Research Context and Motivation

LLM agents have increasingly demonstrated their capacity to autonomously tackle multifaceted real-world scenarios. This has naturally led to advanced and complex architectures that integrate various components tailored to specific applications, such as LMs operating APIs for software engineering tasks or interactions within scientific experimental models. These systems traditionally operate under the assumption of partial observability, interacting dynamically to gather necessary information iteratively to build a more complete environmental map.

However, in scenarios where the environment can be fully observed or all relevant information is accessible from the outset, the necessity for such complex scaffoldings can be questioned. SWE-bench, a benchmark task involving software engineering at the repository level, represents a prototype scenario where full accessibility to the repository at the onset potentially negates the need for traditional agent scaffolding methods. Jiang et al. propose that leveraging the contextual capabilities of LCLMs could eliminate the need for these intricate scaffoldings or tools, simplifying agent design significantly.

Methodology

The paper introduces two novel approaches for LM agent design: DirectSolve and SelectSolve. DirectSolve utilizes a zero-shot prompting technique with LCLMs to analyze and produce solutions with the entire repository state embedded within the context. This method benefits from strategies such as chain-of-thought prompting and code restatements, aiming to enhance the reasoning and consistency of solutions without multi-stage pipelines.

· · ·

**What to produce**
Copy out the full text on simplifying LLM agent design with long-context models, word for word.

· · ·

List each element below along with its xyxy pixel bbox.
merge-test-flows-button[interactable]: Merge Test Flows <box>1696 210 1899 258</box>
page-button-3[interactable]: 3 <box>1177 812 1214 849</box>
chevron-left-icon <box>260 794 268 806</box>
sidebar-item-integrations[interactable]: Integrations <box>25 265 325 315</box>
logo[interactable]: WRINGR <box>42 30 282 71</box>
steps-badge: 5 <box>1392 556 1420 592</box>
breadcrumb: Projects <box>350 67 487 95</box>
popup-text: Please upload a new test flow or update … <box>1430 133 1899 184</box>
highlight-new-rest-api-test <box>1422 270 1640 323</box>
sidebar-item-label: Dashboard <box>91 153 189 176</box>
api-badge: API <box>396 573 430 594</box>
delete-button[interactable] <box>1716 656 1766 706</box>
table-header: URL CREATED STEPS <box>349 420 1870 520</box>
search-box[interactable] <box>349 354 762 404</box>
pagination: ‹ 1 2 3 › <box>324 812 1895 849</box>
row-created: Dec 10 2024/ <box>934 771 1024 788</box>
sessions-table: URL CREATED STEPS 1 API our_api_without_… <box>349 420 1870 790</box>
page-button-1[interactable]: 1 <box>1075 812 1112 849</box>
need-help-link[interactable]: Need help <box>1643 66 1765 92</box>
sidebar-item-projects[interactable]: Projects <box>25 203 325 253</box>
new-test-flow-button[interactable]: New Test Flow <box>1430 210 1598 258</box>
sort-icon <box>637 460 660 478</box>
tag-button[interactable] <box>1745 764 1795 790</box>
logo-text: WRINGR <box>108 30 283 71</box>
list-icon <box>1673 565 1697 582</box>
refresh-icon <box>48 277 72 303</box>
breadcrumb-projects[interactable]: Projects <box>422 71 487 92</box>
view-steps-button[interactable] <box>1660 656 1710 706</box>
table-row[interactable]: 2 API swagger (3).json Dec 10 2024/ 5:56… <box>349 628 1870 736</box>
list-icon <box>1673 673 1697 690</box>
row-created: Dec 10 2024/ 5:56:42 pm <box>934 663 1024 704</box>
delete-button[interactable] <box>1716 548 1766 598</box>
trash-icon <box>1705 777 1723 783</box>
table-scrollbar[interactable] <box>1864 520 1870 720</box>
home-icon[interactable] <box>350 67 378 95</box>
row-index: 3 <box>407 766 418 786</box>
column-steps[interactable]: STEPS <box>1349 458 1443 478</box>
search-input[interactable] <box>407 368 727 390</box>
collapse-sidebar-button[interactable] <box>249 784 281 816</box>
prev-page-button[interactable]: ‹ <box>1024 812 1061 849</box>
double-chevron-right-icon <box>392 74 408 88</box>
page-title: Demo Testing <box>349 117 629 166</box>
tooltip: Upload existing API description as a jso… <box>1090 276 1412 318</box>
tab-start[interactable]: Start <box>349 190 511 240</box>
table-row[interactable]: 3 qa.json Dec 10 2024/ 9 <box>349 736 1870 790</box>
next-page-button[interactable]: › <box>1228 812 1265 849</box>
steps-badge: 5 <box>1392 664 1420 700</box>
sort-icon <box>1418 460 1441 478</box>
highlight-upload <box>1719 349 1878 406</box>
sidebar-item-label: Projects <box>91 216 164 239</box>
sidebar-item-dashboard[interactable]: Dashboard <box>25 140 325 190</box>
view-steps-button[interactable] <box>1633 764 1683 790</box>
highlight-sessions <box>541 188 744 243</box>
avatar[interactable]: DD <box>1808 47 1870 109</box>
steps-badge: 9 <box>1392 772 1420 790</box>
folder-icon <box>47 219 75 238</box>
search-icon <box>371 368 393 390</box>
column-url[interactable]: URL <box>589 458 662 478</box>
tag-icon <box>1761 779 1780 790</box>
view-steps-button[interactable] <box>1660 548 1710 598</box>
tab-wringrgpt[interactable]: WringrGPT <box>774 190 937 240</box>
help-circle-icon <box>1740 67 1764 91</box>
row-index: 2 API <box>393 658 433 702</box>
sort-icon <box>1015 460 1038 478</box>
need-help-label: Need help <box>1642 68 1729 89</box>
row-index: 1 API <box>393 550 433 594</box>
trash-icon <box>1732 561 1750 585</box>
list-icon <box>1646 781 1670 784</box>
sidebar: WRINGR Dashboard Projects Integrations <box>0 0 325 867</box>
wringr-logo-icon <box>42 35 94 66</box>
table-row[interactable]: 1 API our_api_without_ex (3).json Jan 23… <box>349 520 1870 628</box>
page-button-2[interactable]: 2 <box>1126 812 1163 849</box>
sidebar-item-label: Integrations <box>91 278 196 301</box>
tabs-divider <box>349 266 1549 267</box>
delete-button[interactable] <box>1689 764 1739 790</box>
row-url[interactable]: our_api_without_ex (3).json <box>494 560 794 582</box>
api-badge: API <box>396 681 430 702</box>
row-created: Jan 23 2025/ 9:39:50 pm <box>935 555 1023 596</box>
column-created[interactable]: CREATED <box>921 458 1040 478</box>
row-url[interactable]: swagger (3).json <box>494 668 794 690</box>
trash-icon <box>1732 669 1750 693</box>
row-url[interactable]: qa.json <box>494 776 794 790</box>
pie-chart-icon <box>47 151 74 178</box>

· · ·

**Exercise response**
Research Context and Motivation

LLM agents have increasingly demonstrated their capacity to autonomously tackle multifaceted real-world scenarios. This has naturally led to advanced and complex architectures that integrate various components tailored to specific applications, such as LMs operating APIs for software engineering tasks or interactions within scientific experimental models. These systems traditionally operate under the assumption of partial observability, interacting dynamically to gather necessary information iteratively to build a more complete environmental map.

However, in scenarios where the environment can be fully observed or all relevant information is accessible from the outset, the necessity for such complex scaffoldings can be questioned. SWE-bench, a benchmark task involving software engineering at the repository level, represents a prototype scenario where full accessibility to the repository at the onset potentially negates the need for traditional agent scaffolding methods. Jiang et al. propose that leveraging the contextual capabilities of LCLMs could eliminate the need for these intricate scaffoldings or tools, simplifying agent design significantly.

Methodology

The paper introduces two novel approaches for LM agent design: DirectSolve and SelectSolve. DirectSolve utilizes a zero-shot prompting technique with LCLMs to analyze and produce solutions with the entire repository state embedded within the context. This method benefits from strategies such as chain-of-thought prompting and code restatements, aiming to enhance the reasoning and consistency of solutions without multi-stage pipelines.